Exercise aim
All of the material below is to be retyped exactly.
_____
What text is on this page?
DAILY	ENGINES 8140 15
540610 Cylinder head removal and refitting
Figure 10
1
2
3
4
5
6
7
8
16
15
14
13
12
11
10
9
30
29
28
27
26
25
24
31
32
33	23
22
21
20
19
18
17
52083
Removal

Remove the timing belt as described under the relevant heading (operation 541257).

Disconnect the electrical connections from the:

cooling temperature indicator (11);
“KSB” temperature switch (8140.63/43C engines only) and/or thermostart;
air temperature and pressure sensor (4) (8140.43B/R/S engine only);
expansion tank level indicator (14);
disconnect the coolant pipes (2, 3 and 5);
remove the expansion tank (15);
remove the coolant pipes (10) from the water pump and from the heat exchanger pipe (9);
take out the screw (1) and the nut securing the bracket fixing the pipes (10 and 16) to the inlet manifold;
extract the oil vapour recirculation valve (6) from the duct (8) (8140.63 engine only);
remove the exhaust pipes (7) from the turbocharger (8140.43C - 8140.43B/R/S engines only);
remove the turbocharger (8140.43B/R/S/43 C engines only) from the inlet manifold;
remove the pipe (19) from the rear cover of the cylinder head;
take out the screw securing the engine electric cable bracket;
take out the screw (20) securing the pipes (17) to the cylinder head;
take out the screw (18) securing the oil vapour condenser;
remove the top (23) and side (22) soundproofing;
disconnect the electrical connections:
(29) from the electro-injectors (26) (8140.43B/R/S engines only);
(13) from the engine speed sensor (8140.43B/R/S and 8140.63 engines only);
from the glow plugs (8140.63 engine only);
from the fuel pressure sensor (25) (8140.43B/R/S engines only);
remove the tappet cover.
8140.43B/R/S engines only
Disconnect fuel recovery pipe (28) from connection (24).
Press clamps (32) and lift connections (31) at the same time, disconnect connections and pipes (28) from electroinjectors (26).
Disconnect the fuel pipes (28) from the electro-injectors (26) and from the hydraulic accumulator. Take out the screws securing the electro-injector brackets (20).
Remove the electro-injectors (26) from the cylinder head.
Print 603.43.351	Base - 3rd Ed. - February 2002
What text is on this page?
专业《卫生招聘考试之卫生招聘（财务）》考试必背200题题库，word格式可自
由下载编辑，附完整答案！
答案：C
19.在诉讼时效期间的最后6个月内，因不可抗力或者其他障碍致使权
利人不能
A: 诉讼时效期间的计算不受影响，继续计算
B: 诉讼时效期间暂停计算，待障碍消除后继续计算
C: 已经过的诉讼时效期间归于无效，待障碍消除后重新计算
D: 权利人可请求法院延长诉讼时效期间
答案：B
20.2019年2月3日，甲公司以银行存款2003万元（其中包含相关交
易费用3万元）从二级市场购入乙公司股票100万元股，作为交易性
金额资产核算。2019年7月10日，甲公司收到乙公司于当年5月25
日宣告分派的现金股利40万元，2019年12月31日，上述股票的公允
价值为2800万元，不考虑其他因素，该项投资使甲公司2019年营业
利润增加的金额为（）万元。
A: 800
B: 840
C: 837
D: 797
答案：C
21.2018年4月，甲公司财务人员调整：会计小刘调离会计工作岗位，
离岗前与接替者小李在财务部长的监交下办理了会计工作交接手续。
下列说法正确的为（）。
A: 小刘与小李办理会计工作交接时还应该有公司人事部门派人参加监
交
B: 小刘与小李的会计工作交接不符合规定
_____
Written response
What text is on this page?
DAILY	ENGINES 8140 15
540610 Cylinder head removal and refitting
Figure 10
1
2
3
4
5
6
7
8
16
15
14
13
12
11
10
9
30
29
28
27
26
25
24
31
32
33	23
22
21
20
19
18
17
52083
Removal

Remove the timing belt as described under the relevant heading (operation 541257).

Disconnect the electrical connections from the:

cooling temperature indicator (11);
“KSB” temperature switch (8140.63/43C engines only) and/or thermostart;
air temperature and pressure sensor (4) (8140.43B/R/S engine only);
expansion tank level indicator (14);
disconnect the coolant pipes (2, 3 and 5);
remove the expansion tank (15);
remove the coolant pipes (10) from the water pump and from the heat exchanger pipe (9);
take out the screw (1) and the nut securing the bracket fixing the pipes (10 and 16) to the inlet manifold;
extract the oil vapour recirculation valve (6) from the duct (8) (8140.63 engine only);
remove the exhaust pipes (7) from the turbocharger (8140.43C - 8140.43B/R/S engines only);
remove the turbocharger (8140.43B/R/S/43 C engines only) from the inlet manifold;
remove the pipe (19) from the rear cover of the cylinder head;
take out the screw securing the engine electric cable bracket;
take out the screw (20) securing the pipes (17) to the cylinder head;
take out the screw (18) securing the oil vapour condenser;
remove the top (23) and side (22) soundproofing;
disconnect the electrical connections:
(29) from the electro-injectors (26) (8140.43B/R/S engines only);
(13) from the engine speed sensor (8140.43B/R/S and 8140.63 engines only);
from the glow plugs (8140.63 engine only);
from the fuel pressure sensor (25) (8140.43B/R/S engines only);
remove the tappet cover.
8140.43B/R/S engines only
Disconnect fuel recovery pipe (28) from connection (24).
Press clamps (32) and lift connections (31) at the same time, disconnect connections and pipes (28) from electroinjectors (26).
Disconnect the fuel pipes (28) from the electro-injectors (26) and from the hydraulic accumulator. Take out the screws securing the electro-injector brackets (20).
Remove the electro-injectors (26) from the cylinder head.
Print 603.43.351	Base - 3rd Ed. - February 2002
What text is on this page?
专业《卫生招聘考试之卫生招聘（财务）》考试必背200题题库，word格式可自
由下载编辑，附完整答案！
答案：C
19.在诉讼时效期间的最后6个月内，因不可抗力或者其他障碍致使权
利人不能
A: 诉讼时效期间的计算不受影响，继续计算
B: 诉讼时效期间暂停计算，待障碍消除后继续计算
C: 已经过的诉讼时效期间归于无效，待障碍消除后重新计算
D: 权利人可请求法院延长诉讼时效期间
答案：B
20.2019年2月3日，甲公司以银行存款2003万元（其中包含相关交
易费用3万元）从二级市场购入乙公司股票100万元股，作为交易性
金额资产核算。2019年7月10日，甲公司收到乙公司于当年5月25
日宣告分派的现金股利40万元，2019年12月31日，上述股票的公允
价值为2800万元，不考虑其他因素，该项投资使甲公司2019年营业
利润增加的金额为（）万元。
A: 800
B: 840
C: 837
D: 797
答案：C
21.2018年4月，甲公司财务人员调整：会计小刘调离会计工作岗位，
离岗前与接替者小李在财务部长的监交下办理了会计工作交接手续。
下列说法正确的为（）。
A: 小刘与小李办理会计工作交接时还应该有公司人事部门派人参加监
交
B: 小刘与小李的会计工作交接不符合规定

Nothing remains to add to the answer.